[Begin DATA TO PROCESS]

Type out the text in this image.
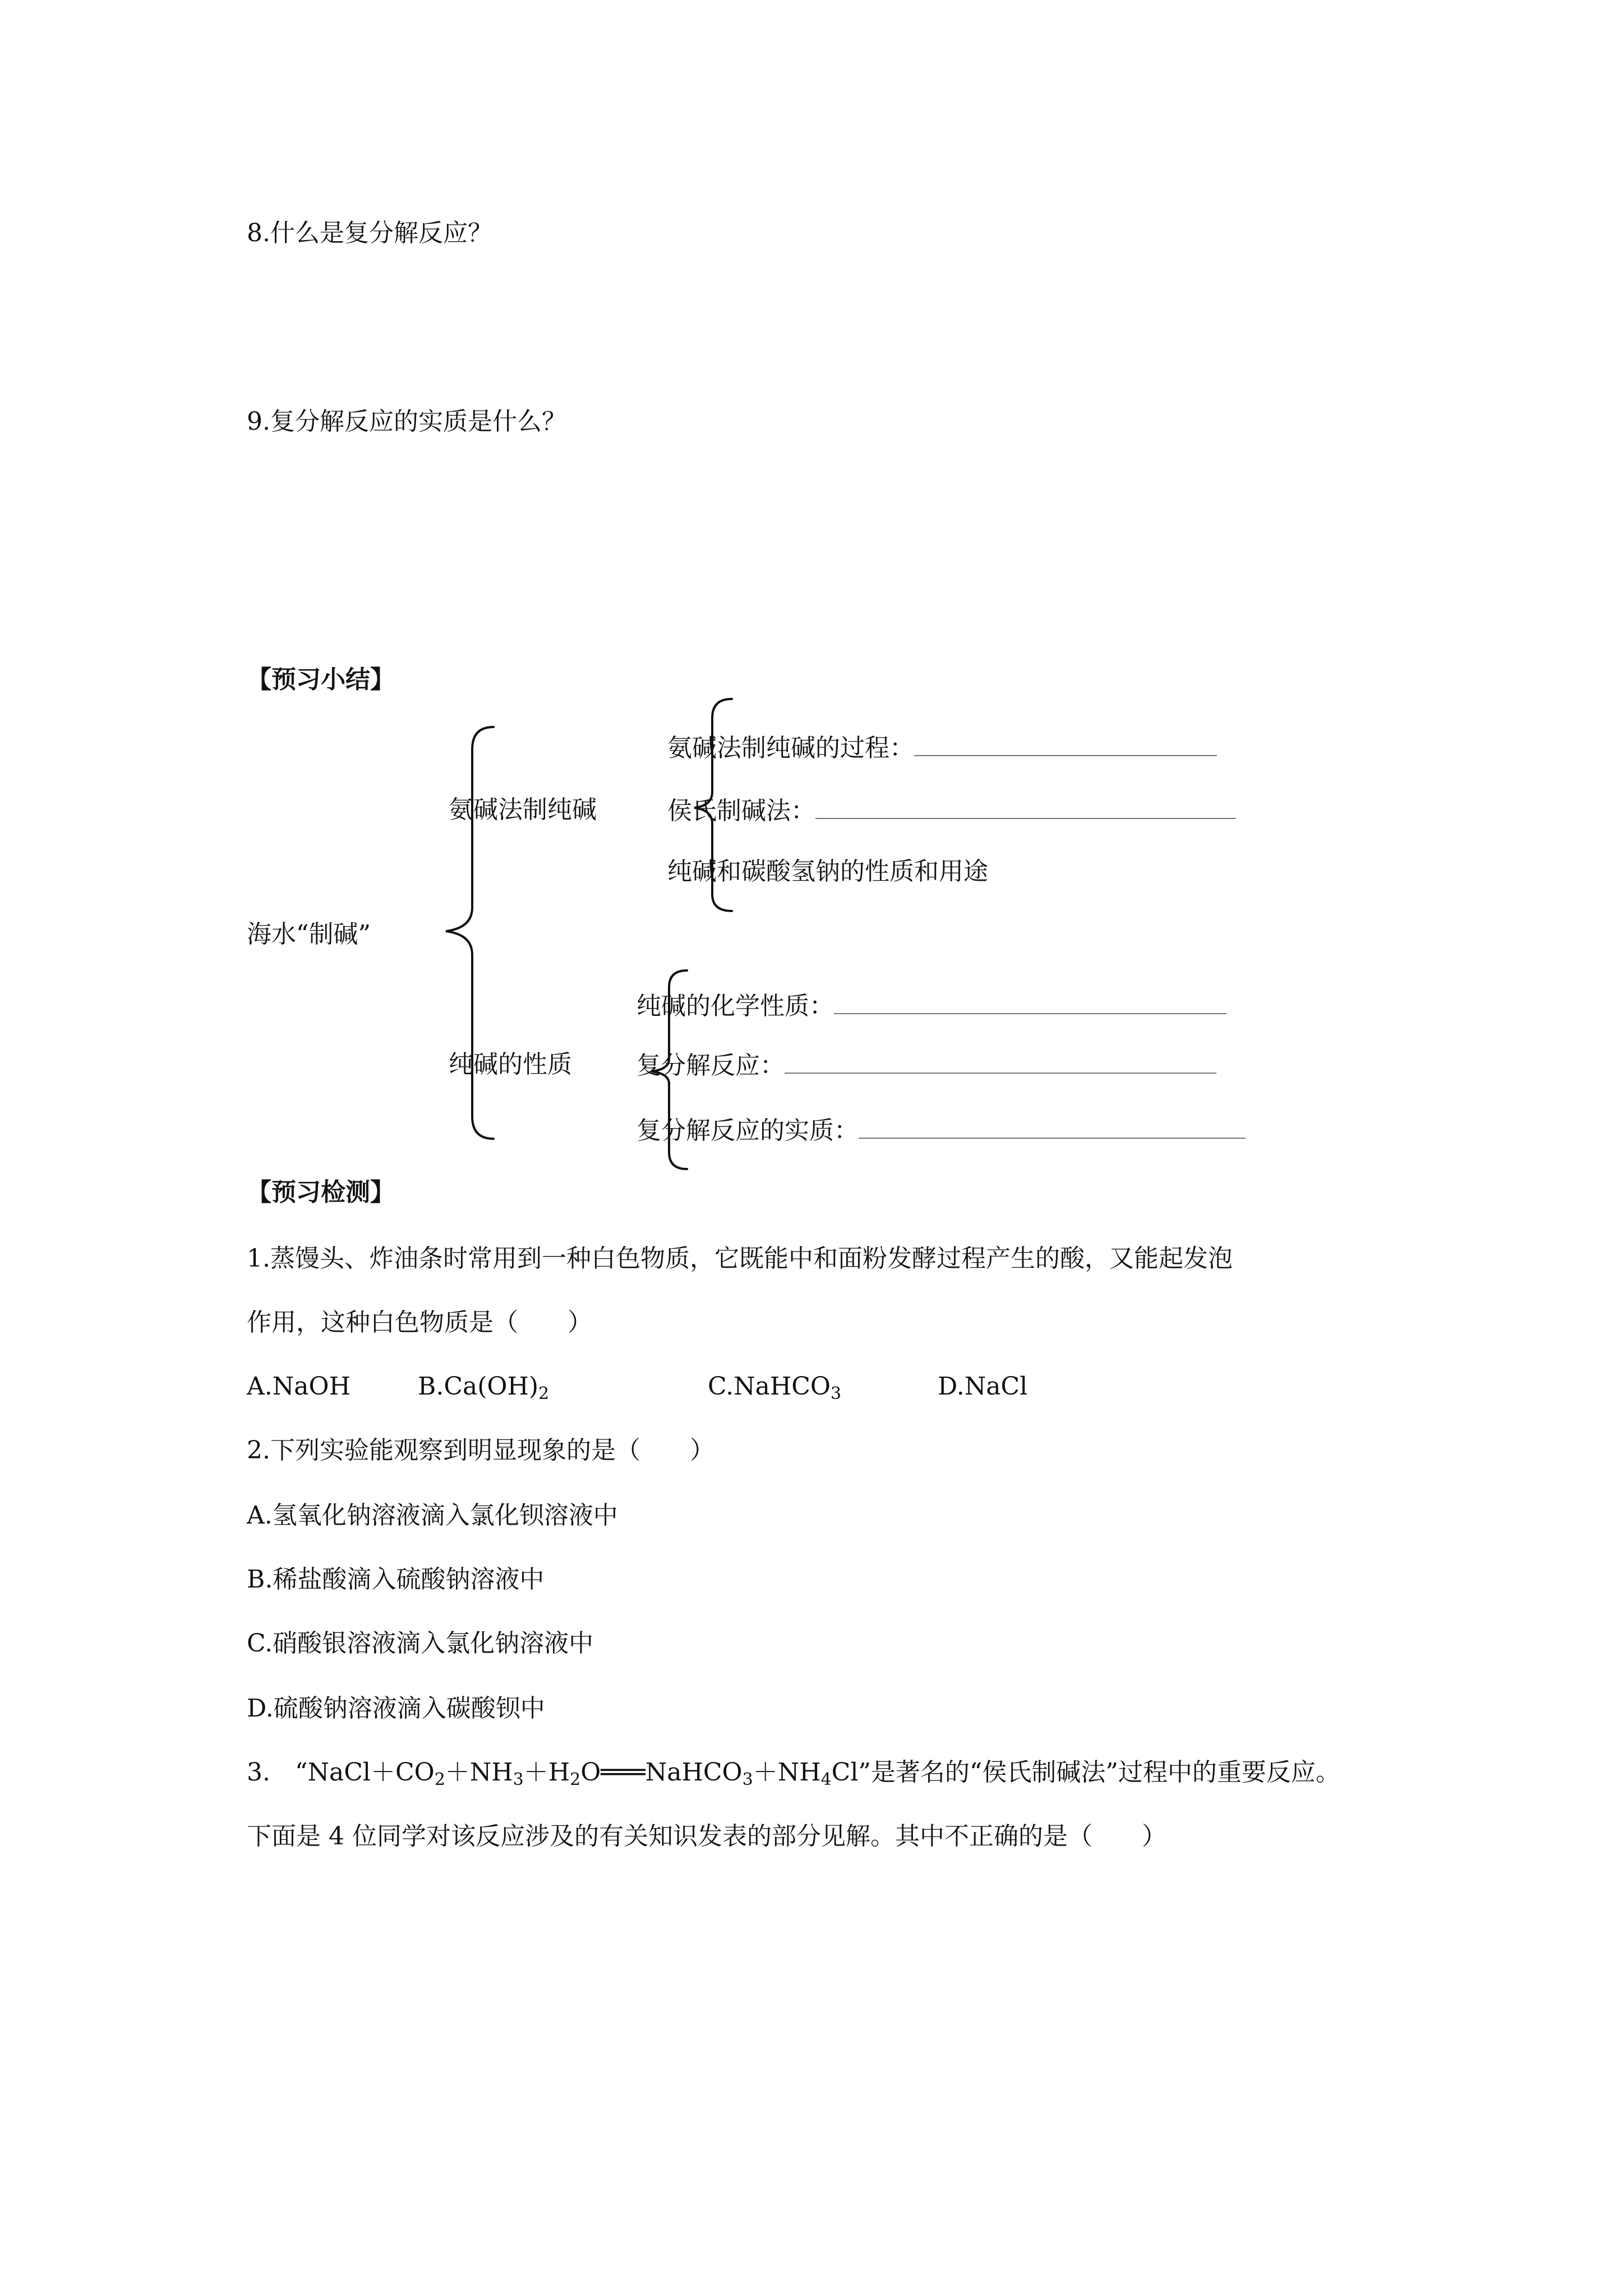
8.什么是复分解反应？
9.复分解反应的实质是什么？
【预习小结】
海水“制碱”
氨碱法制纯碱
氨碱法制纯碱的过程：
侯氏制碱法：
纯碱和碳酸氢钠的性质和用途
纯碱的性质
纯碱的化学性质：
复分解反应：
复分解反应的实质：
【预习检测】
1.蒸馒头、炸油条时常用到一种白色物质，它既能中和面粉发酵过程产生的酸，又能起发泡
作用，这种白色物质是（　　）
A.NaOH	$B.Ca(OH)_2$	C.NaHCO$_3$	D.NaCl
2.下列实验能观察到明显现象的是（　　）
A.氢氧化钠溶液滴入氯化钡溶液中
B.稀盐酸滴入硫酸钠溶液中
C.硝酸银溶液滴入氯化钠溶液中
D.硫酸钠溶液滴入碳酸钡中
3.　“$NaCl+CO_2+NH_3+H_2O═══NaHCO_3+NH_4Cl$”是著名的“侯氏制碱法”过程中的重要反应。
下面是 4 位同学对该反应涉及的有关知识发表的部分见解。其中不正确的是（　　）
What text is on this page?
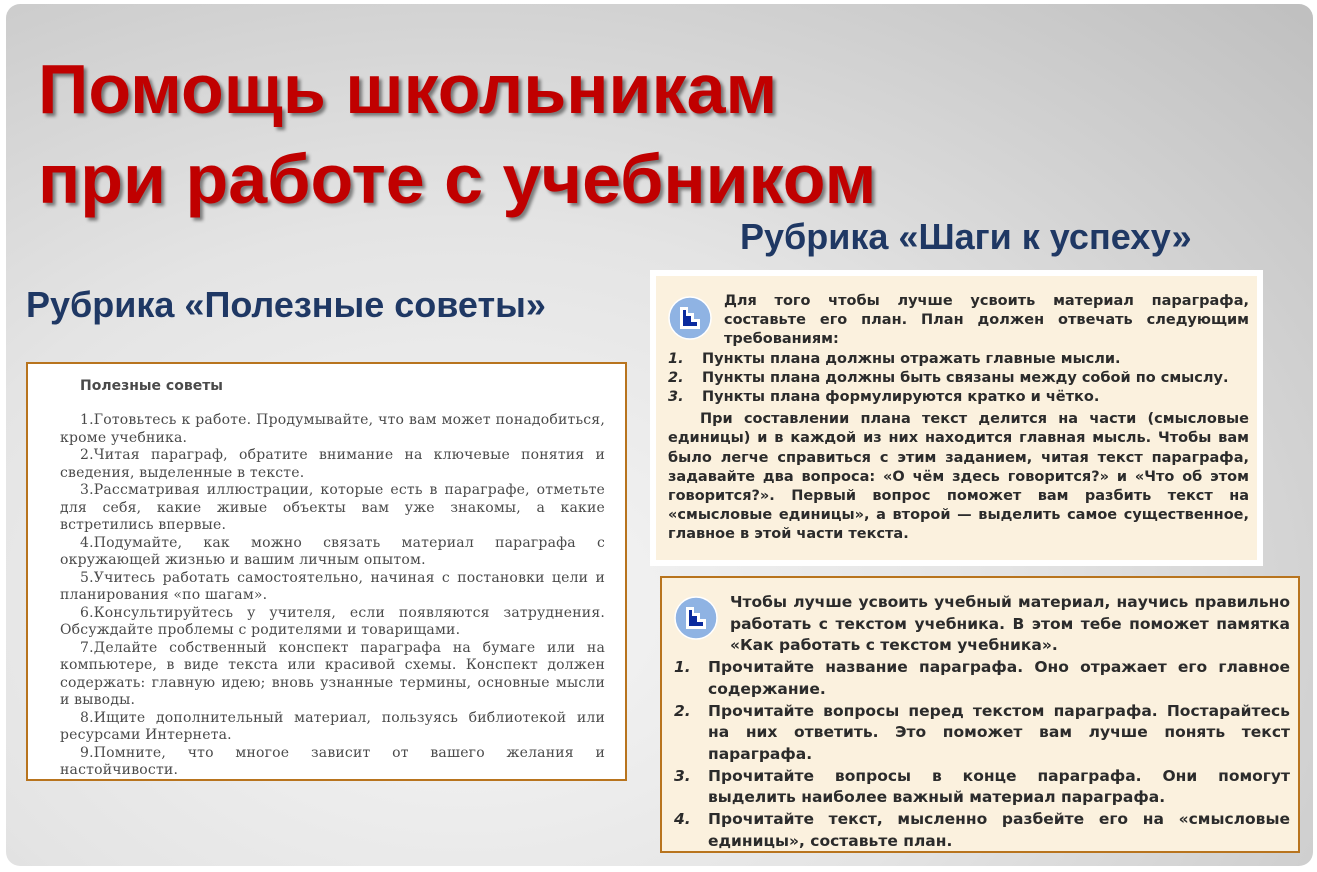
Помощь школьникам
при работе с учебником
Рубрика «Шаги к успеху»
Рубрика «Полезные советы»
Полезные советы

1.Готовьтесь к работе. Продумывайте, что вам может понадобиться, кроме учебника.

2.Читая параграф, обратите внимание на ключевые понятия и сведения, выделенные в тексте.

3.Рассматривая иллюстрации, которые есть в параграфе, отметьте для себя, какие живые объекты вам уже знакомы, а какие встретились впервые.

4.Подумайте, как можно связать материал параграфа с окружающей жизнью и вашим личным опытом.

5.Учитесь работать самостоятельно, начиная с постановки цели и планирования «по шагам».

6.Консультируйтесь у учителя, если появляются затруднения. Обсуждайте проблемы с родителями и товарищами.

7.Делайте собственный конспект параграфа на бумаге или на компьютере, в виде текста или красивой схемы. Конспект должен содержать: главную идею; вновь узнанные термины, основные мысли и выводы.

8.Ищите дополнительный материал, пользуясь библиотекой или ресурсами Интернета.

9.Помните, что многое зависит от вашего желания и настойчивости.

Для того чтобы лучше усвоить материал параграфа, составьте его план. План должен отвечать следующим требованиям:

1. Пункты плана должны отражать главные мысли.
2. Пункты плана должны быть связаны между собой по смыслу.
3. Пункты плана формулируются кратко и чётко.

При составлении плана текст делится на части (смысловые единицы) и в каждой из них находится главная мысль. Чтобы вам было легче справиться с этим заданием, читая текст параграфа, задавайте два вопроса: «О чём здесь говорится?» и «Что об этом говорится?». Первый вопрос поможет вам разбить текст на «смысловые единицы», а второй — выделить самое существенное, главное в этой части текста.

Чтобы лучше усвоить учебный материал, научись правильно работать с текстом учебника. В этом тебе поможет памятка «Как работать с текстом учебника».

1. Прочитайте название параграфа. Оно отражает его главное содержание.
2. Прочитайте вопросы перед текстом параграфа. Постарайтесь на них ответить. Это поможет вам лучше понять текст параграфа.
3. Прочитайте вопросы в конце параграфа. Они помогут выделить наиболее важный материал параграфа.
4. Прочитайте текст, мысленно разбейте его на «смысловые единицы», составьте план.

[End DATA TO PROCESS]

(GIVEN REQUEST) Gather every line from the listing above in which "侯氏制碱法" appears, and copy those lines.

(THE ANSWER)
侯氏制碱法：
3.　“$NaCl+CO_2+NH_3+H_2O═══NaHCO_3+NH_4Cl$”是著名的“侯氏制碱法”过程中的重要反应。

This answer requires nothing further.